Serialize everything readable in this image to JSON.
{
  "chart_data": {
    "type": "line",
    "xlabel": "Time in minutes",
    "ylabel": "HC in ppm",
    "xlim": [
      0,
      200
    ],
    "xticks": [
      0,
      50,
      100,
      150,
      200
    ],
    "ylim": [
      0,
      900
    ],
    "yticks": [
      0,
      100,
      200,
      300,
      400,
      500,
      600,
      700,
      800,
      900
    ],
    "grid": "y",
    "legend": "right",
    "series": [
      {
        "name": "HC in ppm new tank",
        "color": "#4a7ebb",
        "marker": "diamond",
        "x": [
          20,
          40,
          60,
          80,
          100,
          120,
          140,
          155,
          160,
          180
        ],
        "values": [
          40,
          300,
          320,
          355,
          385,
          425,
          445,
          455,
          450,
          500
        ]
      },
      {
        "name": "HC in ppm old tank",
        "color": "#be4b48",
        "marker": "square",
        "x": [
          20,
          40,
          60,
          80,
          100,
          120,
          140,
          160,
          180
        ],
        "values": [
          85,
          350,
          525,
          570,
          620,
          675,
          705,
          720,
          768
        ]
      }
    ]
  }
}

Exercise goal: Track down the lines that include the word "name" and copy them.

Exercise output:
        "name": "HC in ppm new tank",
        "name": "HC in ppm old tank",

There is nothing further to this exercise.